▶

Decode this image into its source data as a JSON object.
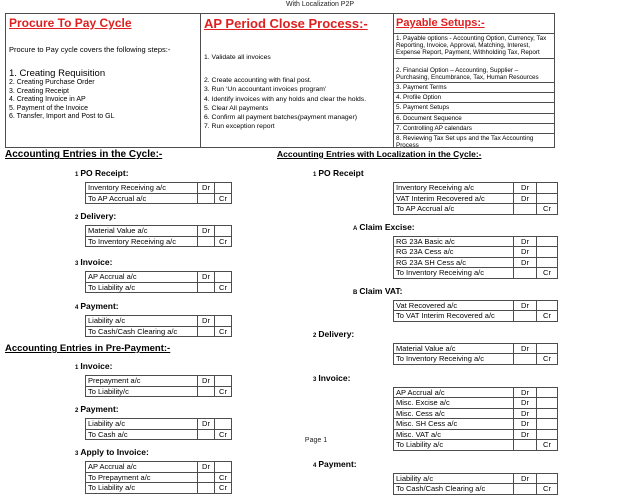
{
  "page": {
    "header": "With Localization P2P",
    "footer": "Page 1"
  },
  "colors": {
    "title_red": "#e02020",
    "text_black": "#000000",
    "table_border": "#4d4d4d"
  },
  "top_table": {
    "procure": {
      "title": "Procure To Pay Cycle",
      "intro": "Procure to Pay cycle covers the following steps:-",
      "steps": [
        "1. Creating Requisition",
        "2. Creating Purchase Order",
        "3. Creating Receipt",
        "4. Creating Invoice in AP",
        "5. Payment of the Invoice",
        "6. Transfer, Import and Post to GL"
      ]
    },
    "ap_close": {
      "title": "AP Period Close Process:-",
      "steps": [
        "1. Validate all invoices",
        "2. Create accounting with final post.",
        "3. Run ‘Un accountant invoices program’",
        "4. Identify invoices with any holds and clear the holds.",
        "5. Clear All payments",
        "6. Confirm all payment batches(payment manager)",
        "7. Run exception report"
      ]
    },
    "payable": {
      "title": "Payable Setups:-",
      "items": [
        "1. Payable options - Accounting Option, Currency, Tax Reporting, Invoice, Approval, Matching, Interest, Expense Report, Payment, Withholding Tax, Report",
        "2. Financial Option – Accounting, Supplier – Purchasing, Encumbrance, Tax, Human Resources",
        "3. Payment Terms",
        "4. Profile Option",
        "5. Payment Setups",
        "6. Document Sequence",
        "7. Controlling AP calendars",
        "8. Reviewing Tax Set ups and the Tax Accounting Process"
      ]
    }
  },
  "sections": {
    "cycle": {
      "heading": "Accounting Entries in the Cycle:-",
      "groups": [
        {
          "num": "1",
          "label": "PO Receipt:",
          "rows": [
            [
              "Inventory Receiving a/c",
              "Dr",
              ""
            ],
            [
              "To AP Accrual a/c",
              "",
              "Cr"
            ]
          ]
        },
        {
          "num": "2",
          "label": "Delivery:",
          "rows": [
            [
              "Material Value a/c",
              "Dr",
              ""
            ],
            [
              "To Inventory Receiving a/c",
              "",
              "Cr"
            ]
          ]
        },
        {
          "num": "3",
          "label": "Invoice:",
          "rows": [
            [
              "AP Accrual a/c",
              "Dr",
              ""
            ],
            [
              "To Liability a/c",
              "",
              "Cr"
            ]
          ]
        },
        {
          "num": "4",
          "label": "Payment:",
          "rows": [
            [
              "Liability a/c",
              "Dr",
              ""
            ],
            [
              "To Cash/Cash Clearing a/c",
              "",
              "Cr"
            ]
          ]
        }
      ]
    },
    "prepayment": {
      "heading": "Accounting Entries in Pre-Payment:-",
      "groups": [
        {
          "num": "1",
          "label": "Invoice:",
          "rows": [
            [
              "Prepayment a/c",
              "Dr",
              ""
            ],
            [
              "To Liability/c",
              "",
              "Cr"
            ]
          ]
        },
        {
          "num": "2",
          "label": "Payment:",
          "rows": [
            [
              "Liability a/c",
              "Dr",
              ""
            ],
            [
              "To Cash a/c",
              "",
              "Cr"
            ]
          ]
        },
        {
          "num": "3",
          "label": "Apply to Invoice:",
          "rows": [
            [
              "AP Accrual a/c",
              "Dr",
              ""
            ],
            [
              "To Prepayment a/c",
              "",
              "Cr"
            ],
            [
              "To Liability a/c",
              "",
              "Cr"
            ]
          ]
        }
      ]
    },
    "localization": {
      "heading": "Accounting Entries with Localization in the Cycle:-",
      "groups": [
        {
          "num": "1",
          "label": "PO Receipt",
          "rows": [
            [
              "Inventory Receiving a/c",
              "Dr",
              ""
            ],
            [
              "VAT Interim Recovered a/c",
              "Dr",
              ""
            ],
            [
              "To AP Accrual a/c",
              "",
              "Cr"
            ]
          ]
        },
        {
          "num": "A",
          "label": "Claim Excise:",
          "rows": [
            [
              "RG 23A Basic a/c",
              "Dr",
              ""
            ],
            [
              "RG 23A Cess a/c",
              "Dr",
              ""
            ],
            [
              "RG 23A SH Cess a/c",
              "Dr",
              ""
            ],
            [
              "To Inventory Receiving a/c",
              "",
              "Cr"
            ]
          ]
        },
        {
          "num": "B",
          "label": "Claim VAT:",
          "rows": [
            [
              "Vat Recovered a/c",
              "Dr",
              ""
            ],
            [
              "To VAT Interim Recovered a/c",
              "",
              "Cr"
            ]
          ]
        },
        {
          "num": "2",
          "label": "Delivery:",
          "rows": [
            [
              "Material Value a/c",
              "Dr",
              ""
            ],
            [
              "To Inventory Receiving a/c",
              "",
              "Cr"
            ]
          ]
        },
        {
          "num": "3",
          "label": "Invoice:",
          "rows": [
            [
              "AP Accrual a/c",
              "Dr",
              ""
            ],
            [
              "Misc. Excise a/c",
              "Dr",
              ""
            ],
            [
              "Misc. Cess a/c",
              "Dr",
              ""
            ],
            [
              "Misc. SH Cess a/c",
              "Dr",
              ""
            ],
            [
              "Misc. VAT a/c",
              "Dr",
              ""
            ],
            [
              "To Liability a/c",
              "",
              "Cr"
            ]
          ]
        },
        {
          "num": "4",
          "label": "Payment:",
          "rows": [
            [
              "Liability a/c",
              "Dr",
              ""
            ],
            [
              "To Cash/Cash Clearing a/c",
              "",
              "Cr"
            ]
          ]
        }
      ]
    }
  }
}
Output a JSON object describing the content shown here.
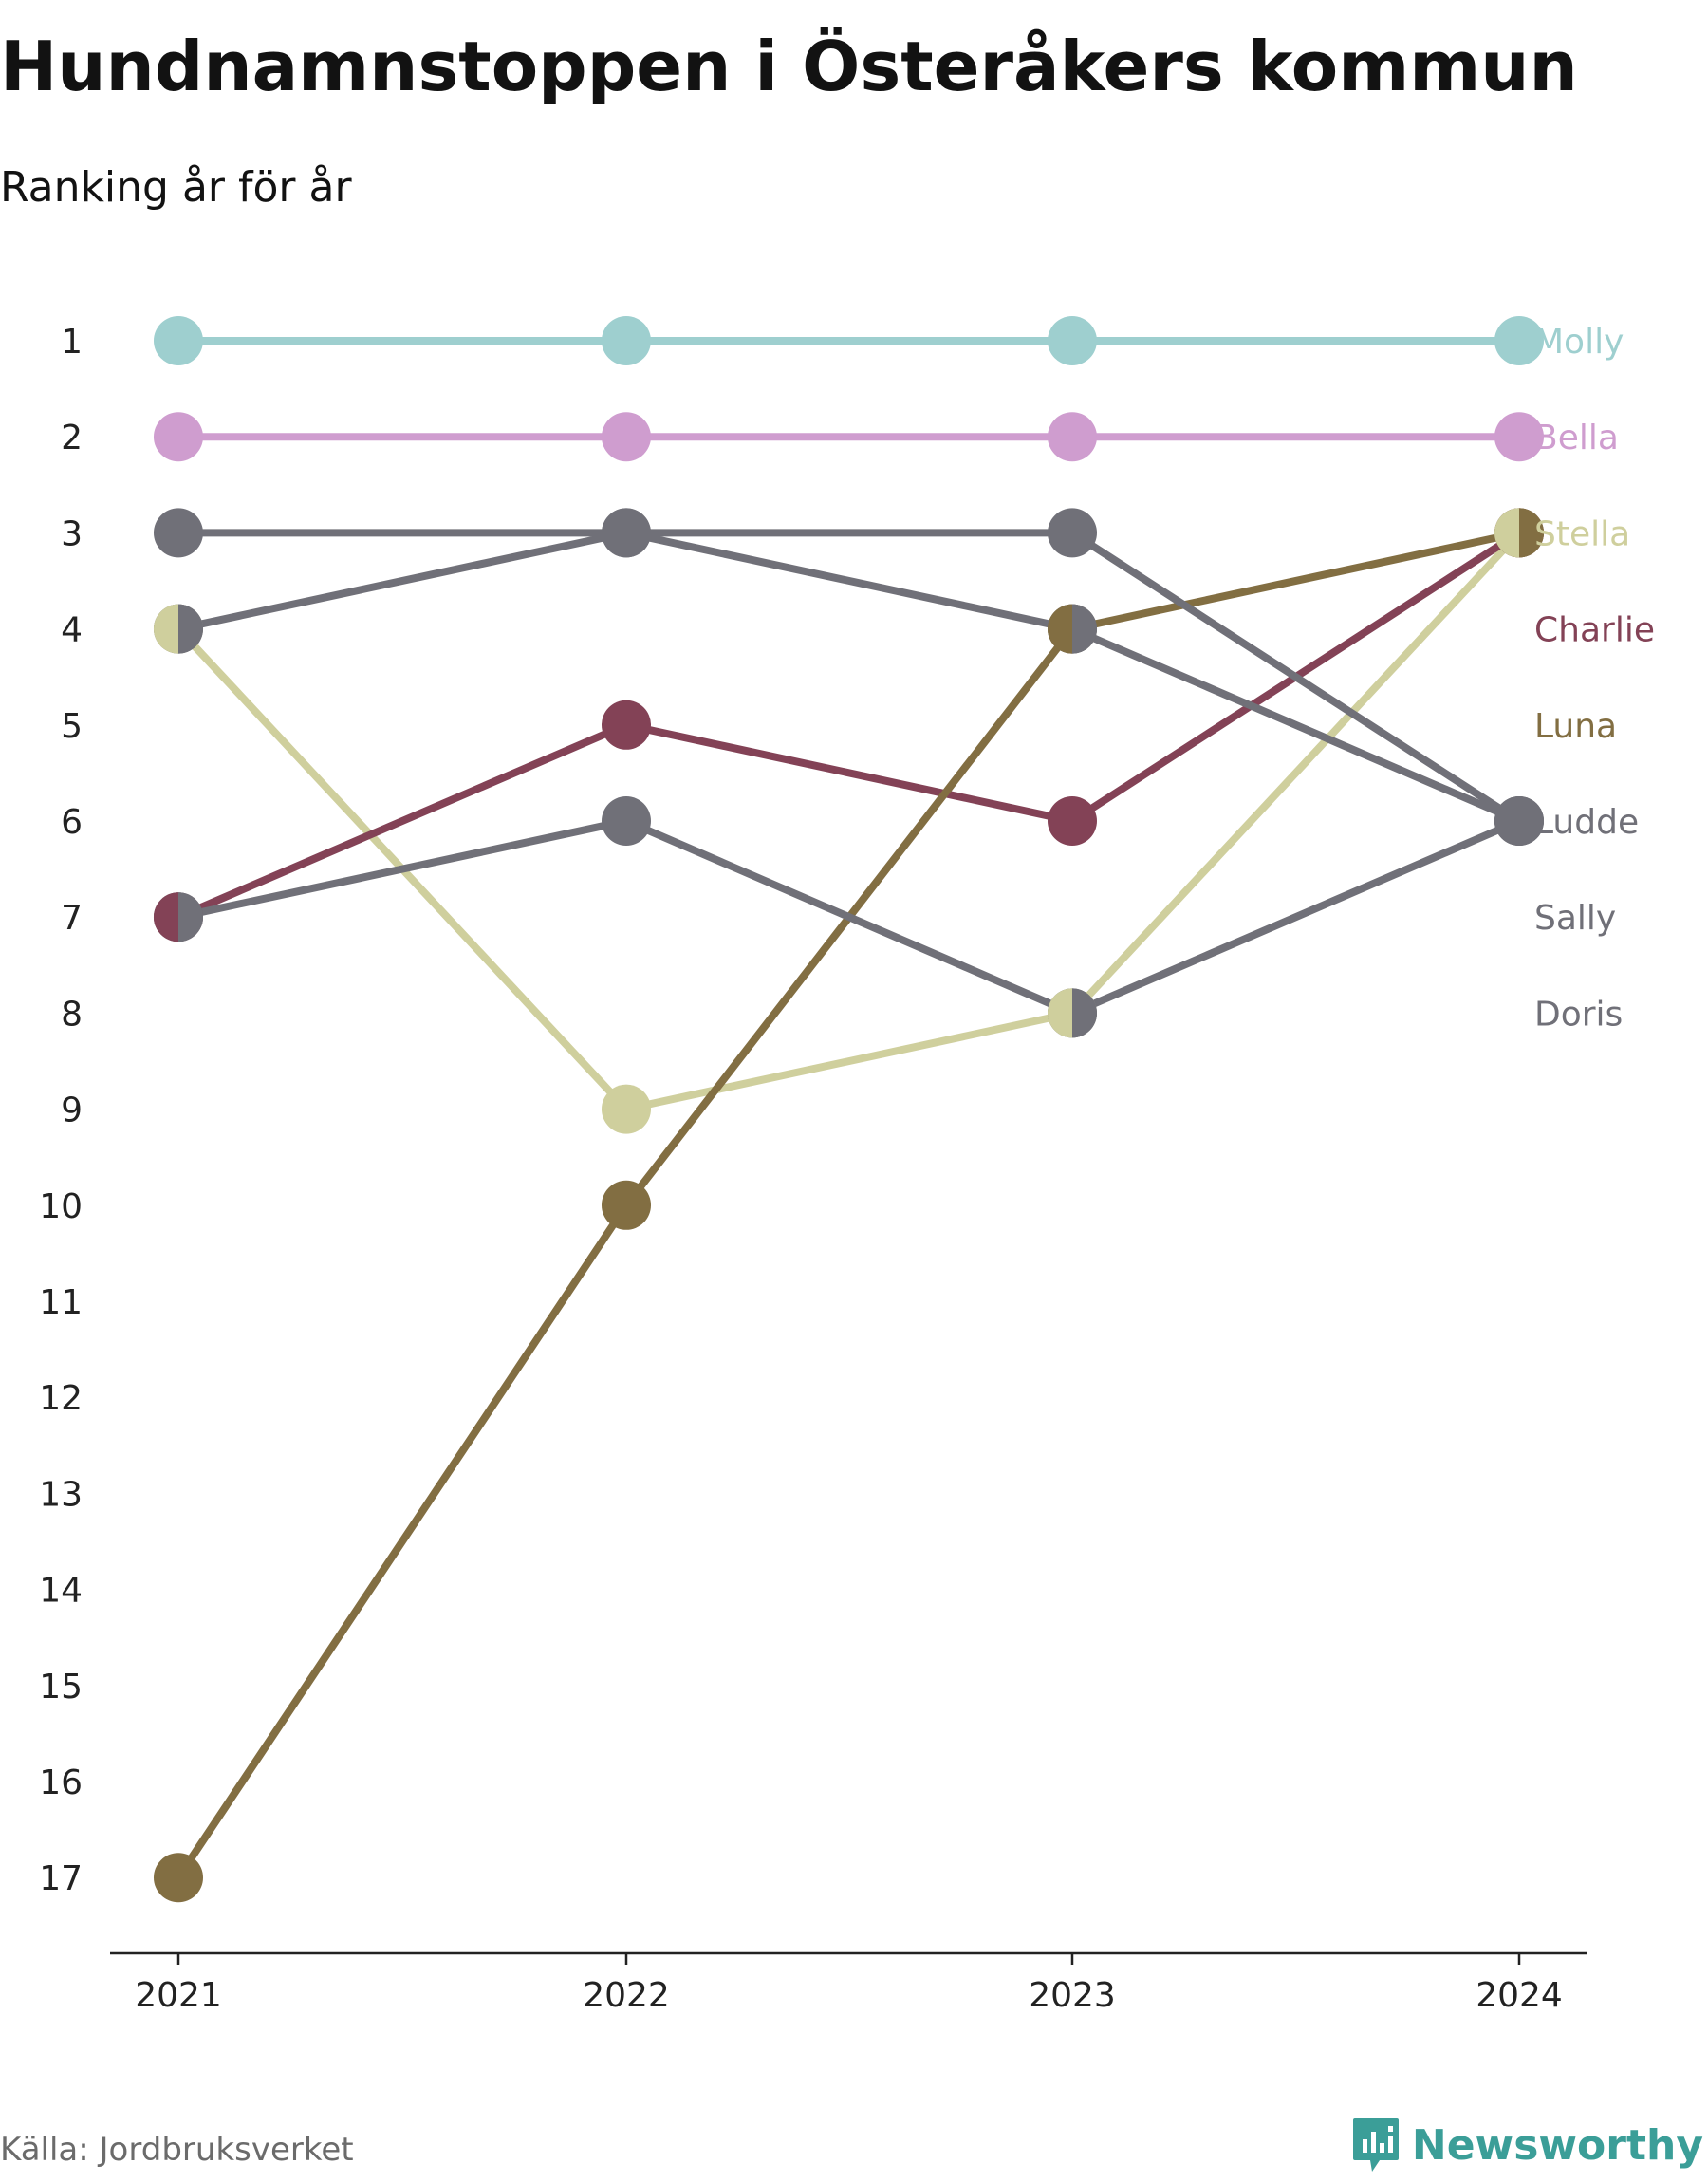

◀

REQUIRED TASK: Give back all entries exactly. No pictures belong in the copy.

OUTPUT:
Decode this image into its source data as a JSON object.
{
  "page": {
    "header": "With Localization P2P",
    "footer": "Page 1"
  },
  "colors": {
    "title_red": "#e02020",
    "text_black": "#000000",
    "table_border": "#4d4d4d"
  },
  "top_table": {
    "procure": {
      "title": "Procure To Pay Cycle",
      "intro": "Procure to Pay cycle covers the following steps:-",
      "steps": [
        "1. Creating Requisition",
        "2. Creating Purchase Order",
        "3. Creating Receipt",
        "4. Creating Invoice in AP",
        "5. Payment of the Invoice",
        "6. Transfer, Import and Post to GL"
      ]
    },
    "ap_close": {
      "title": "AP Period Close Process:-",
      "steps": [
        "1. Validate all invoices",
        "2. Create accounting with final post.",
        "3. Run ‘Un accountant invoices program’",
        "4. Identify invoices with any holds and clear the holds.",
        "5. Clear All payments",
        "6. Confirm all payment batches(payment manager)",
        "7. Run exception report"
      ]
    },
    "payable": {
      "title": "Payable Setups:-",
      "items": [
        "1. Payable options - Accounting Option, Currency, Tax Reporting, Invoice, Approval, Matching, Interest, Expense Report, Payment, Withholding Tax, Report",
        "2. Financial Option – Accounting, Supplier – Purchasing, Encumbrance, Tax, Human Resources",
        "3. Payment Terms",
        "4. Profile Option",
        "5. Payment Setups",
        "6. Document Sequence",
        "7. Controlling AP calendars",
        "8. Reviewing Tax Set ups and the Tax Accounting Process"
      ]
    }
  },
  "sections": {
    "cycle": {
      "heading": "Accounting Entries in the Cycle:-",
      "groups": [
        {
          "num": "1",
          "label": "PO Receipt:",
          "rows": [
            [
              "Inventory Receiving a/c",
              "Dr",
              ""
            ],
            [
              "To AP Accrual a/c",
              "",
              "Cr"
            ]
          ]
        },
        {
          "num": "2",
          "label": "Delivery:",
          "rows": [
            [
              "Material Value a/c",
              "Dr",
              ""
            ],
            [
              "To Inventory Receiving a/c",
              "",
              "Cr"
            ]
          ]
        },
        {
          "num": "3",
          "label": "Invoice:",
          "rows": [
            [
              "AP Accrual a/c",
              "Dr",
              ""
            ],
            [
              "To Liability a/c",
              "",
              "Cr"
            ]
          ]
        },
        {
          "num": "4",
          "label": "Payment:",
          "rows": [
            [
              "Liability a/c",
              "Dr",
              ""
            ],
            [
              "To Cash/Cash Clearing a/c",
              "",
              "Cr"
            ]
          ]
        }
      ]
    },
    "prepayment": {
      "heading": "Accounting Entries in Pre-Payment:-",
      "groups": [
        {
          "num": "1",
          "label": "Invoice:",
          "rows": [
            [
              "Prepayment a/c",
              "Dr",
              ""
            ],
            [
              "To Liability/c",
              "",
              "Cr"
            ]
          ]
        },
        {
          "num": "2",
          "label": "Payment:",
          "rows": [
            [
              "Liability a/c",
              "Dr",
              ""
            ],
            [
              "To Cash a/c",
              "",
              "Cr"
            ]
          ]
        },
        {
          "num": "3",
          "label": "Apply to Invoice:",
          "rows": [
            [
              "AP Accrual a/c",
              "Dr",
              ""
            ],
            [
              "To Prepayment a/c",
              "",
              "Cr"
            ],
            [
              "To Liability a/c",
              "",
              "Cr"
            ]
          ]
        }
      ]
    },
    "localization": {
      "heading": "Accounting Entries with Localization in the Cycle:-",
      "groups": [
        {
          "num": "1",
          "label": "PO Receipt",
          "rows": [
            [
              "Inventory Receiving a/c",
              "Dr",
              ""
            ],
            [
              "VAT Interim Recovered a/c",
              "Dr",
              ""
            ],
            [
              "To AP Accrual a/c",
              "",
              "Cr"
            ]
          ]
        },
        {
          "num": "A",
          "label": "Claim Excise:",
          "rows": [
            [
              "RG 23A Basic a/c",
              "Dr",
              ""
            ],
            [
              "RG 23A Cess a/c",
              "Dr",
              ""
            ],
            [
              "RG 23A SH Cess a/c",
              "Dr",
              ""
            ],
            [
              "To Inventory Receiving a/c",
              "",
              "Cr"
            ]
          ]
        },
        {
          "num": "B",
          "label": "Claim VAT:",
          "rows": [
            [
              "Vat Recovered a/c",
              "Dr",
              ""
            ],
            [
              "To VAT Interim Recovered a/c",
              "",
              "Cr"
            ]
          ]
        },
        {
          "num": "2",
          "label": "Delivery:",
          "rows": [
            [
              "Material Value a/c",
              "Dr",
              ""
            ],
            [
              "To Inventory Receiving a/c",
              "",
              "Cr"
            ]
          ]
        },
        {
          "num": "3",
          "label": "Invoice:",
          "rows": [
            [
              "AP Accrual a/c",
              "Dr",
              ""
            ],
            [
              "Misc. Excise a/c",
              "Dr",
              ""
            ],
            [
              "Misc. Cess a/c",
              "Dr",
              ""
            ],
            [
              "Misc. SH Cess a/c",
              "Dr",
              ""
            ],
            [
              "Misc. VAT a/c",
              "Dr",
              ""
            ],
            [
              "To Liability a/c",
              "",
              "Cr"
            ]
          ]
        },
        {
          "num": "4",
          "label": "Payment:",
          "rows": [
            [
              "Liability a/c",
              "Dr",
              ""
            ],
            [
              "To Cash/Cash Clearing a/c",
              "",
              "Cr"
            ]
          ]
        }
      ]
    }
  }
}
Output a JSON object describing the content shown here.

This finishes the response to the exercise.